SUPPLIED MATERIAL:
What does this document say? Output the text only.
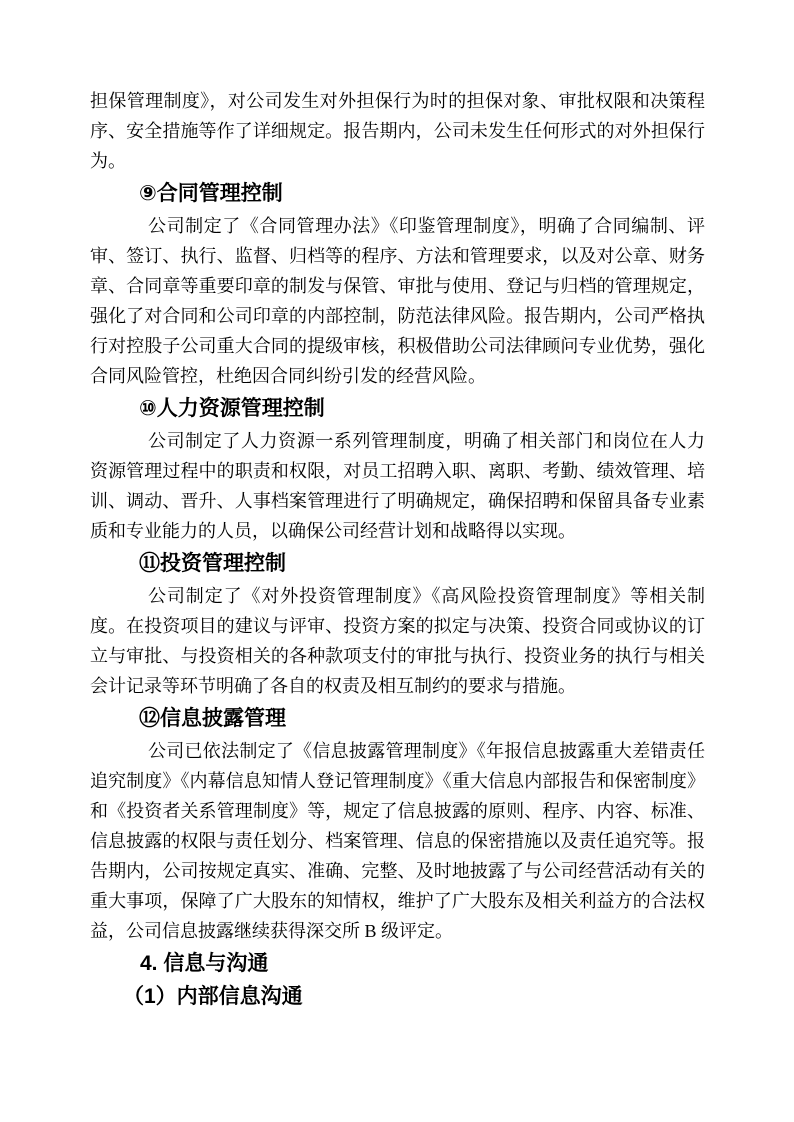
担保管理制度》，对公司发生对外担保行为时的担保对象、审批权限和决策程序、安全措施等作了详细规定。报告期内，公司未发生任何形式的对外担保行为。

⑨合同管理控制

公司制定了《合同管理办法》《印鉴管理制度》，明确了合同编制、评审、签订、执行、监督、归档等的程序、方法和管理要求，以及对公章、财务章、合同章等重要印章的制发与保管、审批与使用、登记与归档的管理规定，强化了对合同和公司印章的内部控制，防范法律风险。报告期内，公司严格执行对控股子公司重大合同的提级审核，积极借助公司法律顾问专业优势，强化合同风险管控，杜绝因合同纠纷引发的经营风险。

⑩人力资源管理控制

公司制定了人力资源一系列管理制度，明确了相关部门和岗位在人力资源管理过程中的职责和权限，对员工招聘入职、离职、考勤、绩效管理、培训、调动、晋升、人事档案管理进行了明确规定，确保招聘和保留具备专业素质和专业能力的人员，以确保公司经营计划和战略得以实现。

⑪投资管理控制

公司制定了《对外投资管理制度》《高风险投资管理制度》等相关制度。在投资项目的建议与评审、投资方案的拟定与决策、投资合同或协议的订立与审批、与投资相关的各种款项支付的审批与执行、投资业务的执行与相关会计记录等环节明确了各自的权责及相互制约的要求与措施。

⑫信息披露管理

公司已依法制定了《信息披露管理制度》《年报信息披露重大差错责任追究制度》《内幕信息知情人登记管理制度》《重大信息内部报告和保密制度》和《投资者关系管理制度》等，规定了信息披露的原则、程序、内容、标准、信息披露的权限与责任划分、档案管理、信息的保密措施以及责任追究等。报告期内，公司按规定真实、准确、完整、及时地披露了与公司经营活动有关的重大事项，保障了广大股东的知情权，维护了广大股东及相关利益方的合法权益，公司信息披露继续获得深交所 B 级评定。

4. 信息与沟通
（1）内部信息沟通
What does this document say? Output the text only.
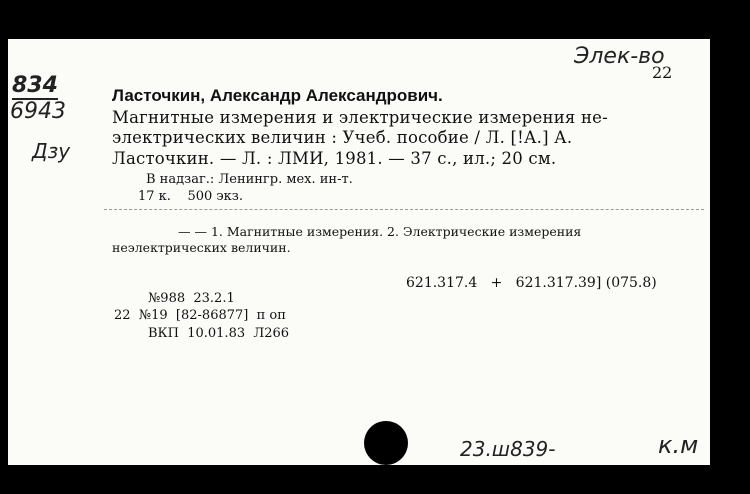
Элек-во
22
834
6943
Дзу
Ласточкин, Александр Александрович.
Магнитные измерения и электрические измерения не-
электрических величин : Учеб. пособие / Л. [!А.] А.
Ласточкин. — Л. : ЛМИ, 1981. — 37 с., ил.; 20 см.
В надзаг.: Ленингр. мех. ин-т.
17 к.    500 экз.
— — 1. Магнитные измерения. 2. Электрические измерения
неэлектрических величин.
621.317.4   +   621.317.39] (075.8)
№988  23.2.1
22  №19  [82-86877]  п оп
ВКП  10.01.83  Л266
23.ш839-	к.м
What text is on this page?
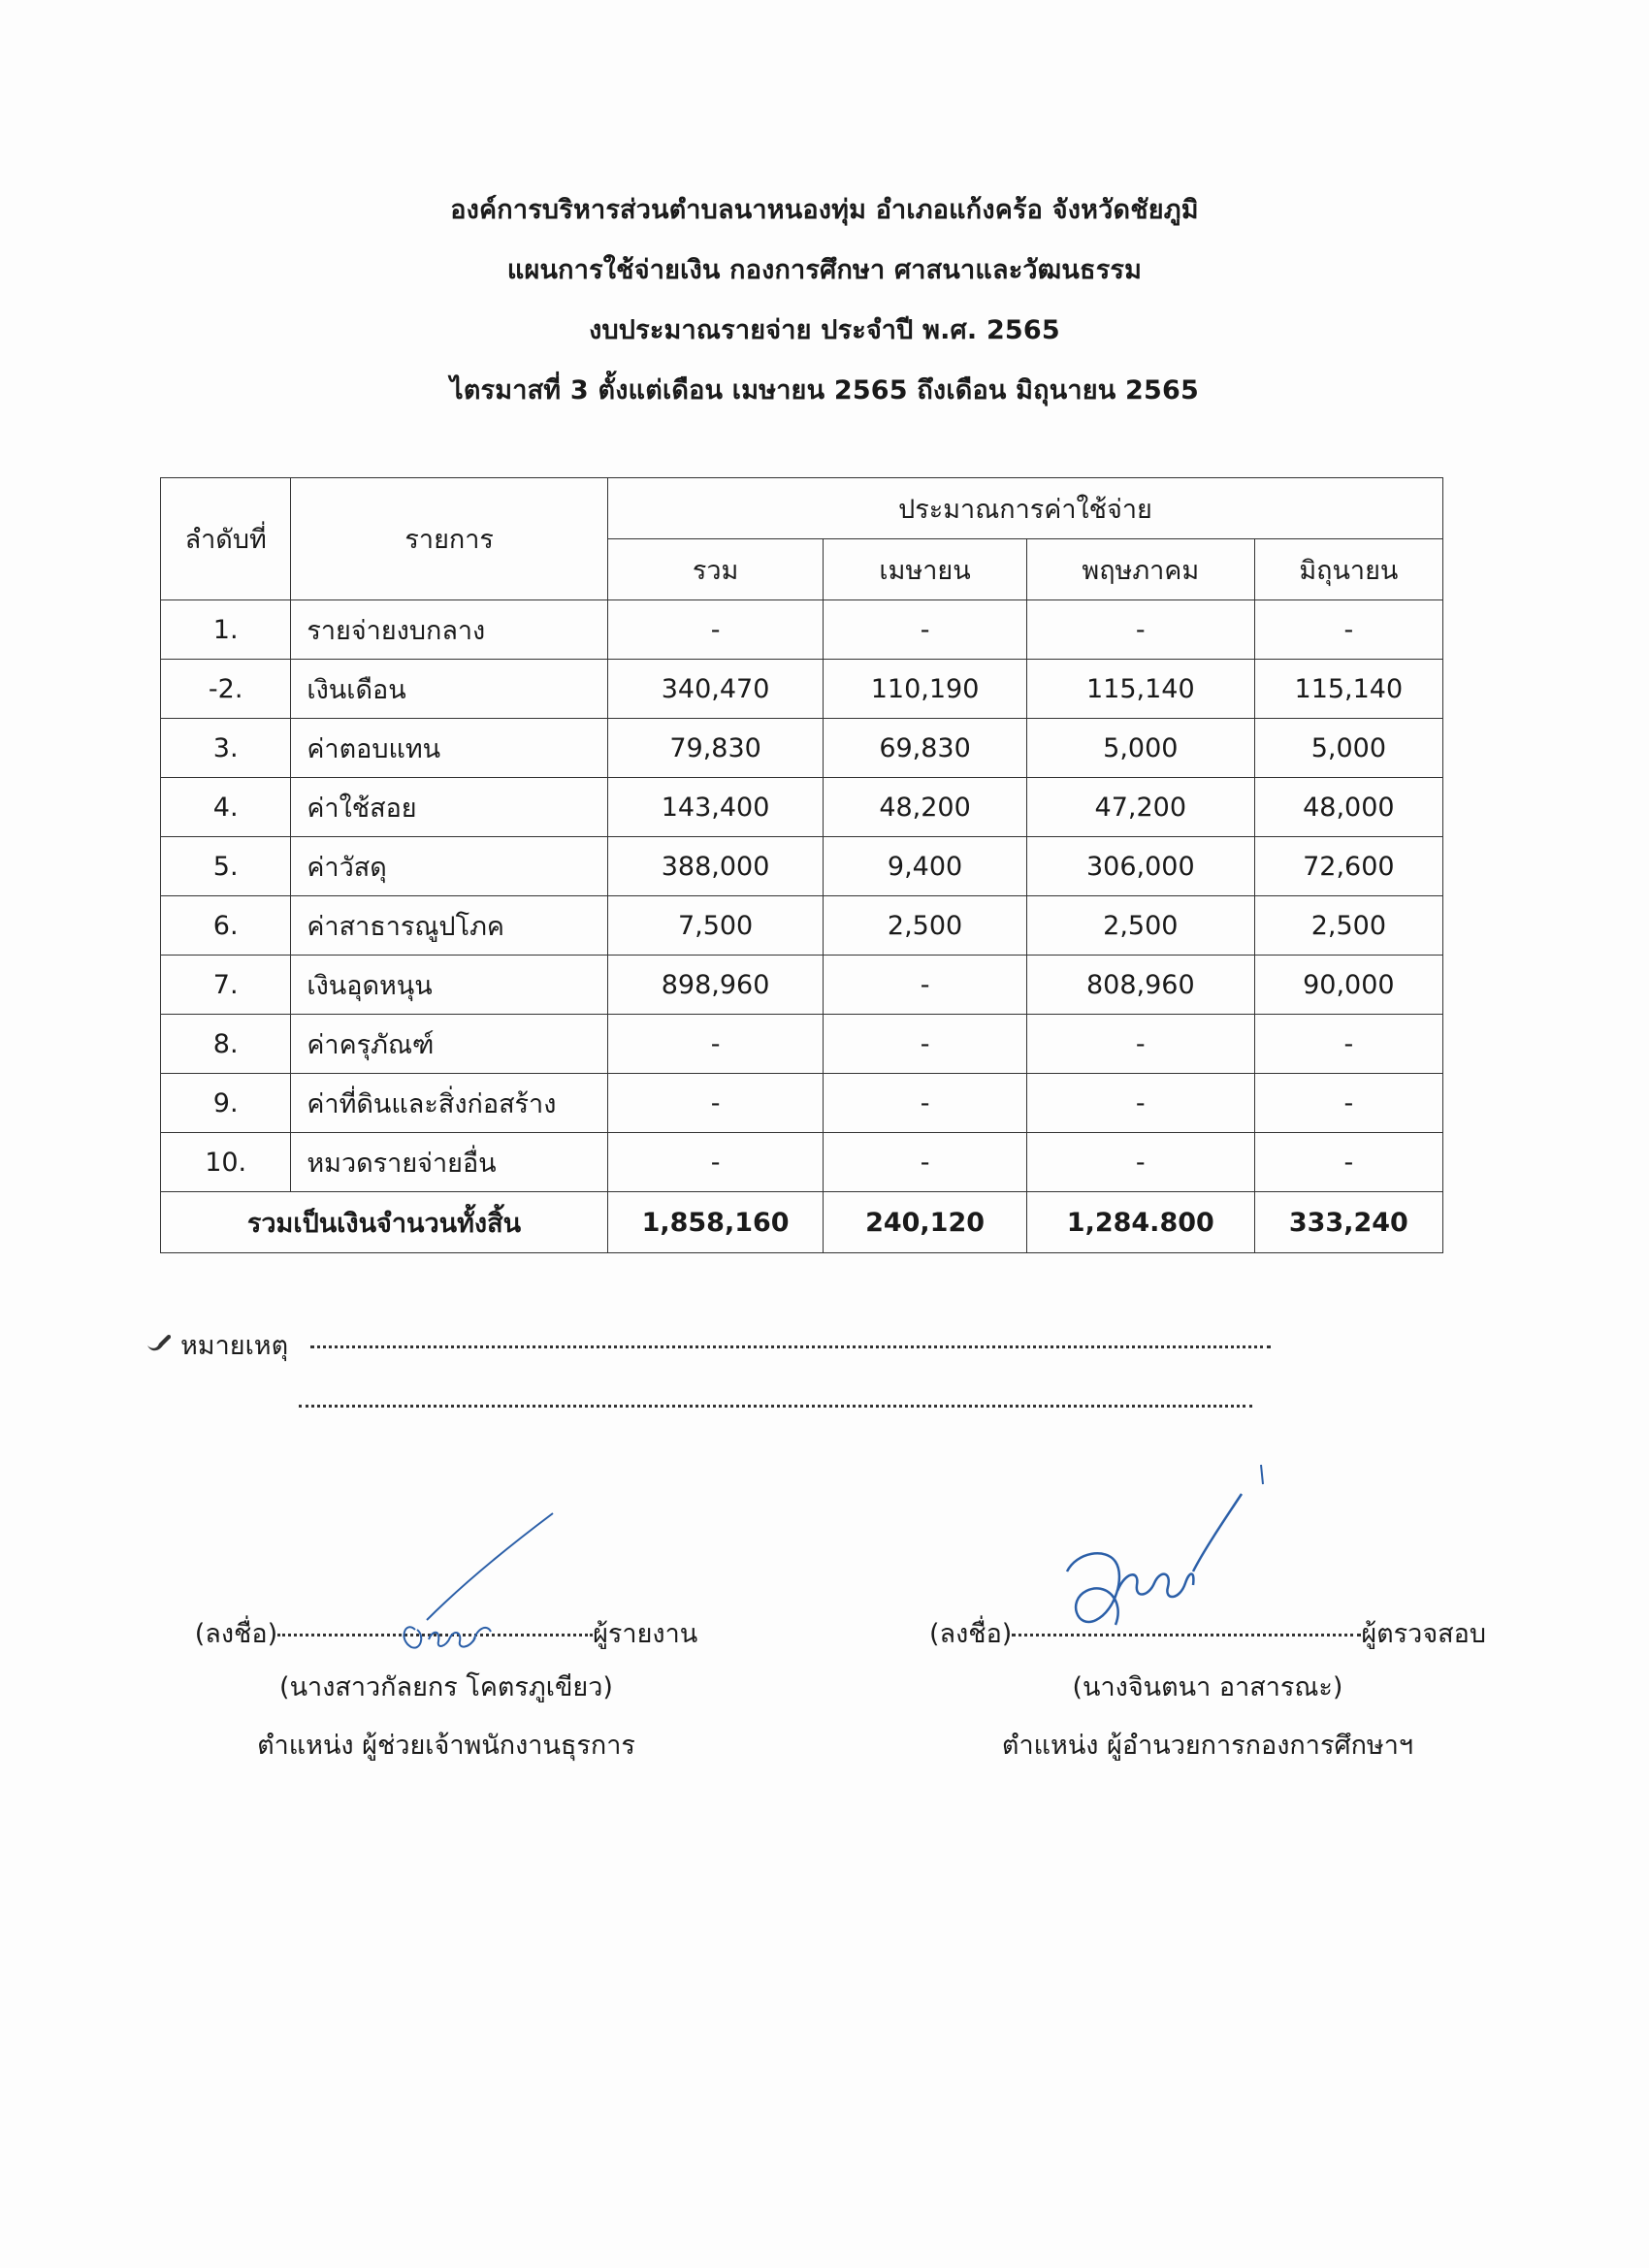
องค์การบริหารส่วนตำบลนาหนองทุ่ม อำเภอแก้งคร้อ จังหวัดชัยภูมิ
แผนการใช้จ่ายเงิน กองการศึกษา ศาสนาและวัฒนธรรม
งบประมาณรายจ่าย ประจำปี พ.ศ. 2565
ไตรมาสที่ 3 ตั้งแต่เดือน เมษายน 2565 ถึงเดือน มิถุนายน 2565
ลำดับที่	รายการ	ประมาณการค่าใช้จ่าย			
		รวม	เมษายน	พฤษภาคม	มิถุนายน
1.	รายจ่ายงบกลาง	-	-	-	-
-2.	เงินเดือน	340,470	110,190	115,140	115,140
3.	ค่าตอบแทน	79,830	69,830	5,000	5,000
4.	ค่าใช้สอย	143,400	48,200	47,200	48,000
5.	ค่าวัสดุ	388,000	9,400	306,000	72,600
6.	ค่าสาธารณูปโภค	7,500	2,500	2,500	2,500
7.	เงินอุดหนุน	898,960	-	808,960	90,000
8.	ค่าครุภัณฑ์	-	-	-	-
9.	ค่าที่ดินและสิ่งก่อสร้าง	-	-	-	-
10.	หมวดรายจ่ายอื่น	-	-	-	-
รวมเป็นเงินจำนวนทั้งสิ้น		1,858,160	240,120	1,284.800	333,240
หมายเหตุ
(ลงชื่อ)	ผู้รายงาน
(นางสาวกัลยกร โคตรภูเขียว)
ตำแหน่ง ผู้ช่วยเจ้าพนักงานธุรการ
(ลงชื่อ)	ผู้ตรวจสอบ
(นางจินตนา อาสารณะ)
ตำแหน่ง ผู้อำนวยการกองการศึกษาฯ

SET TASK: Reproduce each entry verbatim, excluding any embedded images.

RESULT BELOW:
What does this document say? Output the text only.
担保管理制度》，对公司发生对外担保行为时的担保对象、审批权限和决策程序、安全措施等作了详细规定。报告期内，公司未发生任何形式的对外担保行为。

⑨合同管理控制

公司制定了《合同管理办法》《印鉴管理制度》，明确了合同编制、评审、签订、执行、监督、归档等的程序、方法和管理要求，以及对公章、财务章、合同章等重要印章的制发与保管、审批与使用、登记与归档的管理规定，强化了对合同和公司印章的内部控制，防范法律风险。报告期内，公司严格执行对控股子公司重大合同的提级审核，积极借助公司法律顾问专业优势，强化合同风险管控，杜绝因合同纠纷引发的经营风险。

⑩人力资源管理控制

公司制定了人力资源一系列管理制度，明确了相关部门和岗位在人力资源管理过程中的职责和权限，对员工招聘入职、离职、考勤、绩效管理、培训、调动、晋升、人事档案管理进行了明确规定，确保招聘和保留具备专业素质和专业能力的人员，以确保公司经营计划和战略得以实现。

⑪投资管理控制

公司制定了《对外投资管理制度》《高风险投资管理制度》等相关制度。在投资项目的建议与评审、投资方案的拟定与决策、投资合同或协议的订立与审批、与投资相关的各种款项支付的审批与执行、投资业务的执行与相关会计记录等环节明确了各自的权责及相互制约的要求与措施。

⑫信息披露管理

公司已依法制定了《信息披露管理制度》《年报信息披露重大差错责任追究制度》《内幕信息知情人登记管理制度》《重大信息内部报告和保密制度》和《投资者关系管理制度》等，规定了信息披露的原则、程序、内容、标准、信息披露的权限与责任划分、档案管理、信息的保密措施以及责任追究等。报告期内，公司按规定真实、准确、完整、及时地披露了与公司经营活动有关的重大事项，保障了广大股东的知情权，维护了广大股东及相关利益方的合法权益，公司信息披露继续获得深交所 B 级评定。

4. 信息与沟通
（1）内部信息沟通
What does this document say? Output the text only.
Элек-во
22
834
6943
Дзу
Ласточкин, Александр Александрович.
Магнитные измерения и электрические измерения не-
электрических величин : Учеб. пособие / Л. [!А.] А.
Ласточкин. — Л. : ЛМИ, 1981. — 37 с., ил.; 20 см.
В надзаг.: Ленингр. мех. ин-т.
17 к.    500 экз.
— — 1. Магнитные измерения. 2. Электрические измерения
неэлектрических величин.
621.317.4   +   621.317.39] (075.8)
№988  23.2.1
22  №19  [82-86877]  п оп
ВКП  10.01.83  Л266
23.ш839-	к.м
What text is on this page?
องค์การบริหารส่วนตำบลนาหนองทุ่ม อำเภอแก้งคร้อ จังหวัดชัยภูมิ
แผนการใช้จ่ายเงิน กองการศึกษา ศาสนาและวัฒนธรรม
งบประมาณรายจ่าย ประจำปี พ.ศ. 2565
ไตรมาสที่ 3 ตั้งแต่เดือน เมษายน 2565 ถึงเดือน มิถุนายน 2565
ลำดับที่	รายการ	ประมาณการค่าใช้จ่าย			
		รวม	เมษายน	พฤษภาคม	มิถุนายน
1.	รายจ่ายงบกลาง	-	-	-	-
-2.	เงินเดือน	340,470	110,190	115,140	115,140
3.	ค่าตอบแทน	79,830	69,830	5,000	5,000
4.	ค่าใช้สอย	143,400	48,200	47,200	48,000
5.	ค่าวัสดุ	388,000	9,400	306,000	72,600
6.	ค่าสาธารณูปโภค	7,500	2,500	2,500	2,500
7.	เงินอุดหนุน	898,960	-	808,960	90,000
8.	ค่าครุภัณฑ์	-	-	-	-
9.	ค่าที่ดินและสิ่งก่อสร้าง	-	-	-	-
10.	หมวดรายจ่ายอื่น	-	-	-	-
รวมเป็นเงินจำนวนทั้งสิ้น		1,858,160	240,120	1,284.800	333,240
หมายเหตุ
(ลงชื่อ)	ผู้รายงาน
(นางสาวกัลยกร โคตรภูเขียว)
ตำแหน่ง ผู้ช่วยเจ้าพนักงานธุรการ
(ลงชื่อ)	ผู้ตรวจสอบ
(นางจินตนา อาสารณะ)
ตำแหน่ง ผู้อำนวยการกองการศึกษาฯ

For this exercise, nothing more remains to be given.